Report how many lines contain the word "depth"; answer with the number only.

(Stored dataset items)
>>>>

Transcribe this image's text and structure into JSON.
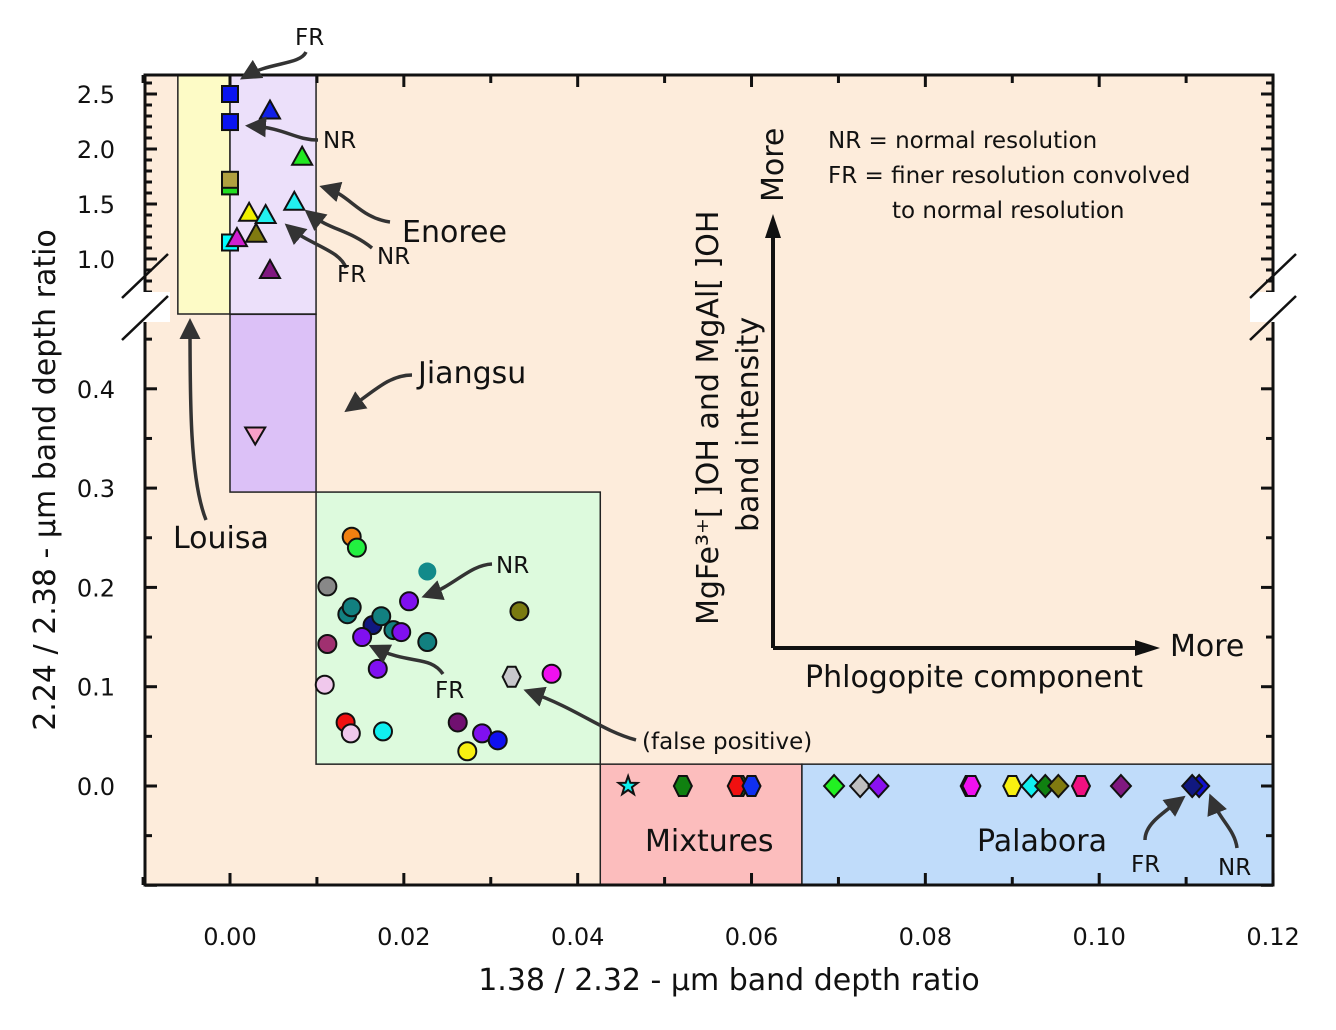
{
  "chart_data": {
    "type": "scatter",
    "xlabel": "1.38 / 2.32 - μm band depth ratio",
    "ylabel": "2.24 / 2.38 - μm band depth ratio",
    "xlim": [
      -0.01,
      0.12
    ],
    "ylim_lower": [
      -0.1,
      0.47
    ],
    "ylim_upper": [
      0.5,
      2.67
    ],
    "y_axis_break": true,
    "x_ticks": [
      "0.00",
      "0.02",
      "0.04",
      "0.06",
      "0.08",
      "0.10",
      "0.12"
    ],
    "x_tick_values": [
      0,
      0.02,
      0.04,
      0.06,
      0.08,
      0.1,
      0.12
    ],
    "y_ticks_lower": [
      "0.0",
      "0.1",
      "0.2",
      "0.3",
      "0.4"
    ],
    "y_tick_values_lower": [
      0,
      0.1,
      0.2,
      0.3,
      0.4
    ],
    "y_ticks_upper": [
      "1.0",
      "1.5",
      "2.0",
      "2.5"
    ],
    "y_tick_values_upper": [
      1.0,
      1.5,
      2.0,
      2.5
    ],
    "regions": [
      {
        "name": "Louisa",
        "x": [
          -0.006,
          0.0
        ],
        "y": [
          0.5,
          2.67
        ],
        "color": "#fdfbc6"
      },
      {
        "name": "Enoree",
        "x": [
          0.0,
          0.0099
        ],
        "y": [
          0.5,
          2.67
        ],
        "color": "#ece0fa"
      },
      {
        "name": "Jiangsu",
        "x": [
          0.0,
          0.0099
        ],
        "y": [
          0.296,
          0.475
        ],
        "color": "#dcc1f7"
      },
      {
        "name": "",
        "x": [
          0.0099,
          0.0426
        ],
        "y": [
          0.022,
          0.296
        ],
        "color": "#ddfadd"
      },
      {
        "name": "Mixtures",
        "x": [
          0.0426,
          0.0658
        ],
        "y": [
          -0.1,
          0.022
        ],
        "color": "#fcbdbd"
      },
      {
        "name": "Palabora",
        "x": [
          0.0658,
          0.12
        ],
        "y": [
          -0.1,
          0.022
        ],
        "color": "#c0dcfa"
      }
    ],
    "background_color": "#fdecdb",
    "points": [
      {
        "x": 0.0,
        "y": 2.5,
        "shape": "square",
        "color": "#0a14f0"
      },
      {
        "x": 0.0,
        "y": 2.245,
        "shape": "square",
        "color": "#0a14f0"
      },
      {
        "x": 0.0,
        "y": 1.66,
        "shape": "square",
        "color": "#22dd22"
      },
      {
        "x": 0.0,
        "y": 1.72,
        "shape": "square",
        "color": "#b0a040"
      },
      {
        "x": 0.0,
        "y": 1.15,
        "shape": "square",
        "color": "#00ffff"
      },
      {
        "x": 0.0046,
        "y": 2.35,
        "shape": "triangle",
        "color": "#1020e8"
      },
      {
        "x": 0.0083,
        "y": 1.93,
        "shape": "triangle",
        "color": "#22e822"
      },
      {
        "x": 0.0074,
        "y": 1.52,
        "shape": "triangle",
        "color": "#22f0f0"
      },
      {
        "x": 0.0008,
        "y": 1.19,
        "shape": "triangle",
        "color": "#d020d0"
      },
      {
        "x": 0.0022,
        "y": 1.42,
        "shape": "triangle",
        "color": "#f0f000"
      },
      {
        "x": 0.0041,
        "y": 1.4,
        "shape": "triangle",
        "color": "#22f0f0"
      },
      {
        "x": 0.003,
        "y": 1.23,
        "shape": "triangle",
        "color": "#807a10"
      },
      {
        "x": 0.0046,
        "y": 0.9,
        "shape": "triangle",
        "color": "#801880"
      },
      {
        "x": 0.0029,
        "y": 0.353,
        "shape": "triangle-down",
        "color": "#f8a0c8"
      },
      {
        "x": 0.014,
        "y": 0.251,
        "shape": "circle",
        "color": "#f08010"
      },
      {
        "x": 0.0146,
        "y": 0.24,
        "shape": "circle",
        "color": "#22f040"
      },
      {
        "x": 0.0227,
        "y": 0.216,
        "shape": "circle-nostroke",
        "color": "#128a8a"
      },
      {
        "x": 0.0112,
        "y": 0.201,
        "shape": "circle",
        "color": "#888888"
      },
      {
        "x": 0.0206,
        "y": 0.186,
        "shape": "circle",
        "color": "#8010f0"
      },
      {
        "x": 0.0333,
        "y": 0.176,
        "shape": "circle",
        "color": "#7a7a10"
      },
      {
        "x": 0.0135,
        "y": 0.173,
        "shape": "circle",
        "color": "#128080"
      },
      {
        "x": 0.014,
        "y": 0.18,
        "shape": "circle",
        "color": "#128080"
      },
      {
        "x": 0.0164,
        "y": 0.162,
        "shape": "circle",
        "color": "#101880"
      },
      {
        "x": 0.0174,
        "y": 0.171,
        "shape": "circle",
        "color": "#128080"
      },
      {
        "x": 0.0188,
        "y": 0.157,
        "shape": "circle",
        "color": "#128080"
      },
      {
        "x": 0.0197,
        "y": 0.155,
        "shape": "circle",
        "color": "#8010f0"
      },
      {
        "x": 0.0152,
        "y": 0.15,
        "shape": "circle",
        "color": "#8010f0"
      },
      {
        "x": 0.0227,
        "y": 0.145,
        "shape": "circle",
        "color": "#128080"
      },
      {
        "x": 0.0112,
        "y": 0.143,
        "shape": "circle",
        "color": "#a03070"
      },
      {
        "x": 0.017,
        "y": 0.118,
        "shape": "circle",
        "color": "#8010f0"
      },
      {
        "x": 0.0109,
        "y": 0.102,
        "shape": "circle",
        "color": "#f0c8ec"
      },
      {
        "x": 0.0324,
        "y": 0.11,
        "shape": "hexagon",
        "color": "#c8c8cc"
      },
      {
        "x": 0.037,
        "y": 0.113,
        "shape": "circle",
        "color": "#f010f0"
      },
      {
        "x": 0.0133,
        "y": 0.064,
        "shape": "circle",
        "color": "#f01010"
      },
      {
        "x": 0.0139,
        "y": 0.053,
        "shape": "circle",
        "color": "#f0c8ec"
      },
      {
        "x": 0.0176,
        "y": 0.055,
        "shape": "circle",
        "color": "#10f0f0"
      },
      {
        "x": 0.0262,
        "y": 0.064,
        "shape": "circle",
        "color": "#701070"
      },
      {
        "x": 0.029,
        "y": 0.053,
        "shape": "circle",
        "color": "#8010f0"
      },
      {
        "x": 0.0308,
        "y": 0.046,
        "shape": "circle",
        "color": "#1010f0"
      },
      {
        "x": 0.0273,
        "y": 0.035,
        "shape": "circle",
        "color": "#f8f010"
      },
      {
        "x": 0.0458,
        "y": 0.0,
        "shape": "star",
        "color": "#10f0f0"
      },
      {
        "x": 0.0521,
        "y": 0.0,
        "shape": "hexagon",
        "color": "#108010"
      },
      {
        "x": 0.0586,
        "y": 0.0,
        "shape": "hexagon",
        "color": "#22c022"
      },
      {
        "x": 0.0583,
        "y": 0.0,
        "shape": "hexagon",
        "color": "#f01010"
      },
      {
        "x": 0.06,
        "y": 0.0,
        "shape": "hexagon",
        "color": "#1030f0"
      },
      {
        "x": 0.0695,
        "y": 0.0,
        "shape": "diamond",
        "color": "#22f022"
      },
      {
        "x": 0.0725,
        "y": 0.0,
        "shape": "diamond",
        "color": "#c0c0c0"
      },
      {
        "x": 0.0746,
        "y": 0.0,
        "shape": "diamond",
        "color": "#8a10f0"
      },
      {
        "x": 0.0851,
        "y": 0.0,
        "shape": "hexagon",
        "color": "#f09010"
      },
      {
        "x": 0.0853,
        "y": 0.0,
        "shape": "hexagon",
        "color": "#f010f0"
      },
      {
        "x": 0.09,
        "y": 0.0,
        "shape": "hexagon",
        "color": "#f8f010"
      },
      {
        "x": 0.0922,
        "y": 0.0,
        "shape": "diamond",
        "color": "#10f0f0"
      },
      {
        "x": 0.0938,
        "y": 0.0,
        "shape": "diamond",
        "color": "#108010"
      },
      {
        "x": 0.0953,
        "y": 0.0,
        "shape": "diamond",
        "color": "#807a10"
      },
      {
        "x": 0.0979,
        "y": 0.0,
        "shape": "hexagon",
        "color": "#f01080"
      },
      {
        "x": 0.1025,
        "y": 0.0,
        "shape": "diamond",
        "color": "#801880"
      },
      {
        "x": 0.1115,
        "y": 0.0,
        "shape": "diamond",
        "color": "#1010d0"
      },
      {
        "x": 0.1107,
        "y": 0.0,
        "shape": "diamond",
        "color": "#101880"
      }
    ],
    "annotations": {
      "fr_top": "FR",
      "nr_top": "NR",
      "enoree": "Enoree",
      "nr_enoree": "NR",
      "fr_enoree": "FR",
      "jiangsu": "Jiangsu",
      "louisa": "Louisa",
      "nr_green": "NR",
      "fr_green": "FR",
      "false_positive": "(false positive)",
      "mixtures": "Mixtures",
      "palabora": "Palabora",
      "fr_palabora": "FR",
      "nr_palabora": "NR",
      "legend_nr": "NR = normal resolution",
      "legend_fr1": "FR = finer resolution convolved",
      "legend_fr2": "to normal resolution",
      "schematic_y_more": "More",
      "schematic_x_more": "More",
      "schematic_x_label": "Phlogopite component",
      "schematic_y_label1": "MgFe³⁺[   ]OH and MgAl[   ]OH",
      "schematic_y_label2": "band intensity"
    }
  }
}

<<<<

The completed task: 2